Please find all lines in the data that hold the string "name" and copy them.

** Begin Material for the task **

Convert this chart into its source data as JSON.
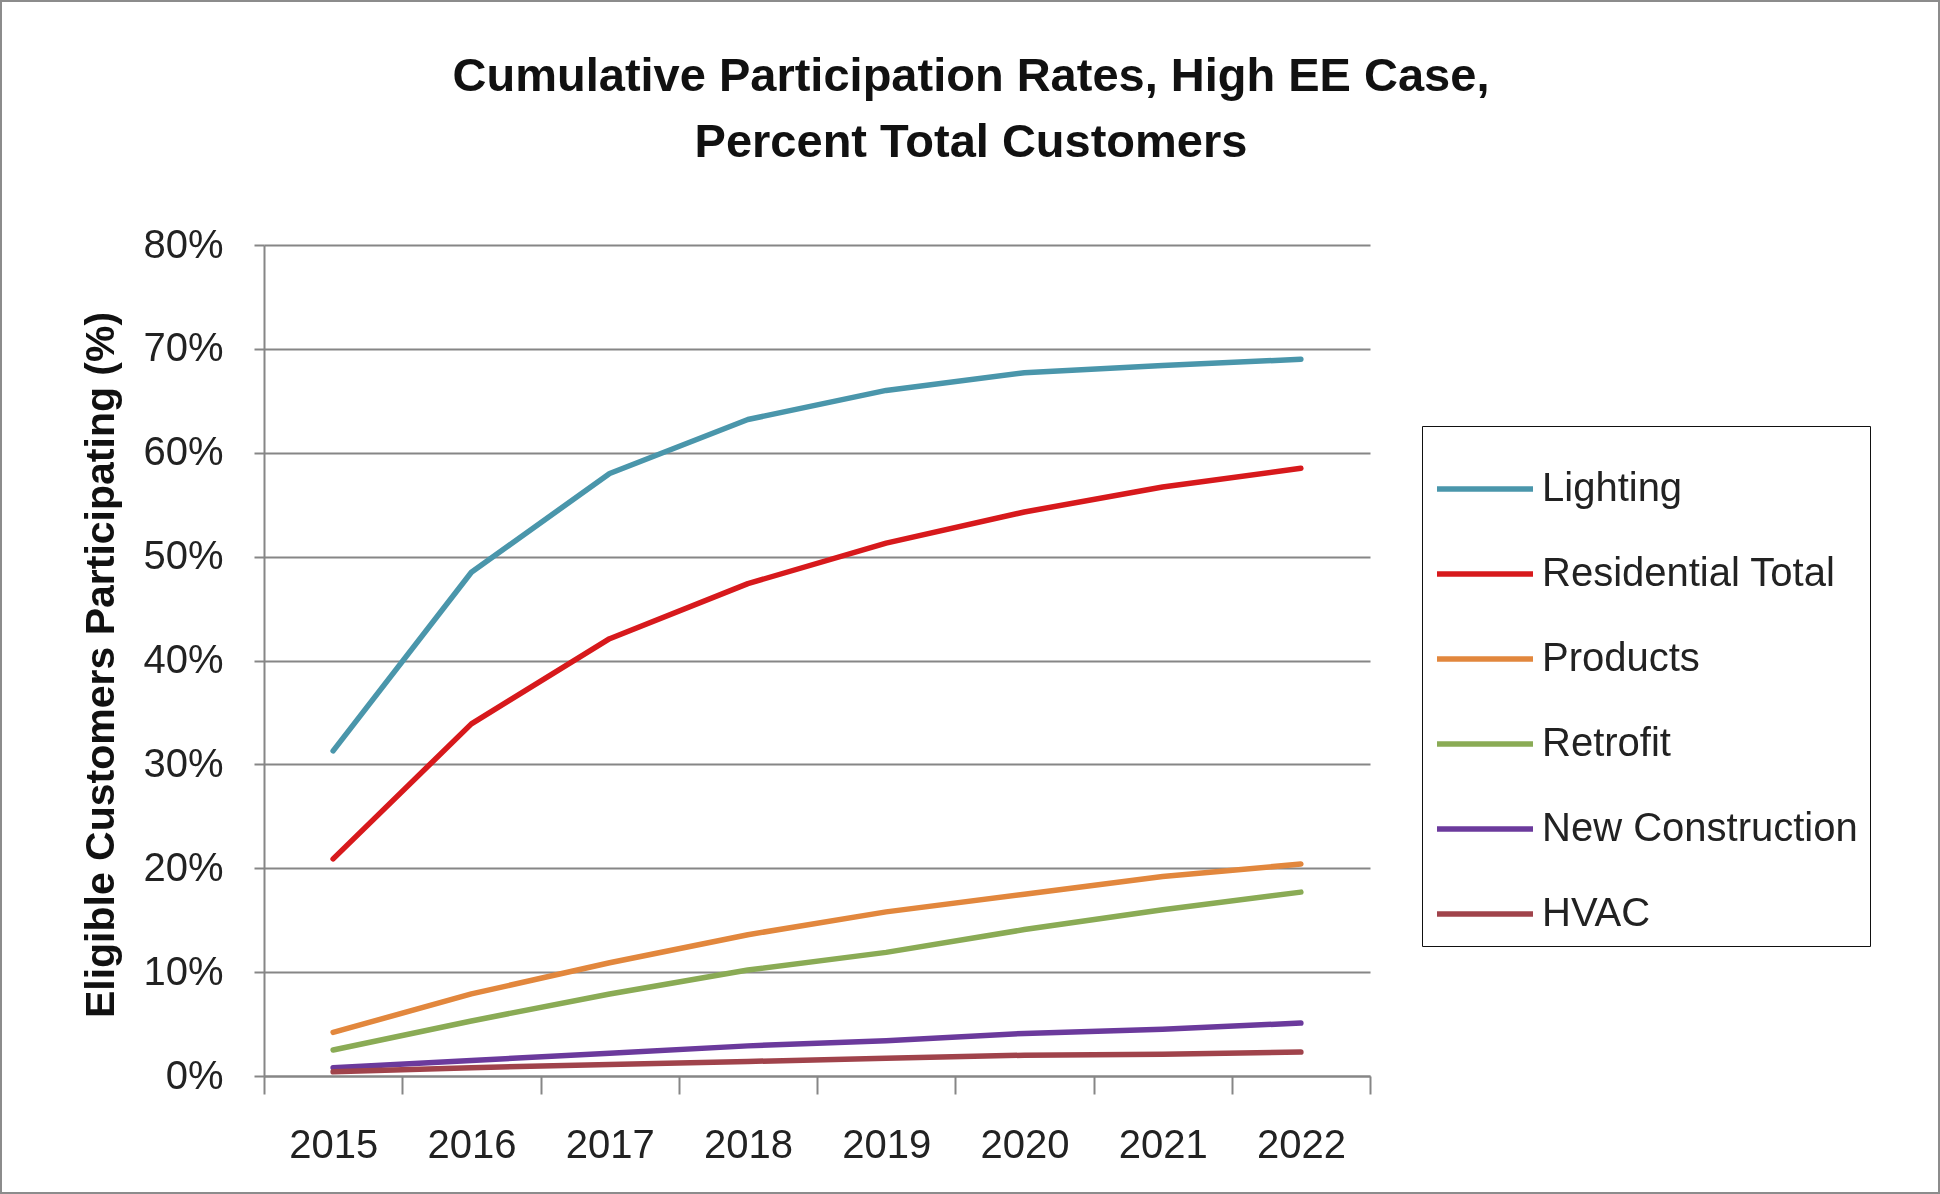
{
  "chart_data": {
    "type": "line",
    "title": "Cumulative Participation Rates, High EE Case,\nPercent Total Customers",
    "ylabel": "Eligible Customers Participating (%)",
    "categories": [
      "2015",
      "2016",
      "2017",
      "2018",
      "2019",
      "2020",
      "2021",
      "2022"
    ],
    "series": [
      {
        "name": "Lighting",
        "color": "#4a96ab",
        "values": [
          31.3,
          48.5,
          58.0,
          63.2,
          66.0,
          67.7,
          68.4,
          69.0
        ]
      },
      {
        "name": "Residential Total",
        "color": "#d7191c",
        "values": [
          20.9,
          33.9,
          42.1,
          47.4,
          51.3,
          54.3,
          56.7,
          58.5
        ]
      },
      {
        "name": "Products",
        "color": "#e2873d",
        "values": [
          4.2,
          7.9,
          10.9,
          13.6,
          15.8,
          17.5,
          19.2,
          20.4
        ]
      },
      {
        "name": "Retrofit",
        "color": "#8aab55",
        "values": [
          2.5,
          5.3,
          7.9,
          10.2,
          11.9,
          14.1,
          16.0,
          17.7
        ]
      },
      {
        "name": "New Construction",
        "color": "#6b3a9c",
        "values": [
          0.8,
          1.5,
          2.2,
          2.9,
          3.4,
          4.1,
          4.5,
          5.1
        ]
      },
      {
        "name": "HVAC",
        "color": "#a0434b",
        "values": [
          0.4,
          0.8,
          1.1,
          1.4,
          1.7,
          2.0,
          2.1,
          2.3
        ]
      }
    ],
    "ylim": [
      0,
      80
    ],
    "yticks": [
      {
        "value": 0,
        "label": "0%"
      },
      {
        "value": 10,
        "label": "10%"
      },
      {
        "value": 20,
        "label": "20%"
      },
      {
        "value": 30,
        "label": "30%"
      },
      {
        "value": 40,
        "label": "40%"
      },
      {
        "value": 50,
        "label": "50%"
      },
      {
        "value": 60,
        "label": "60%"
      },
      {
        "value": 70,
        "label": "70%"
      },
      {
        "value": 80,
        "label": "80%"
      }
    ],
    "grid": "y",
    "legend": "right"
  }
}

** End Material for the task **

§ **Result of the task**:
        "name": "Lighting",
        "name": "Residential Total",
        "name": "Products",
        "name": "Retrofit",
        "name": "New Construction",
        "name": "HVAC",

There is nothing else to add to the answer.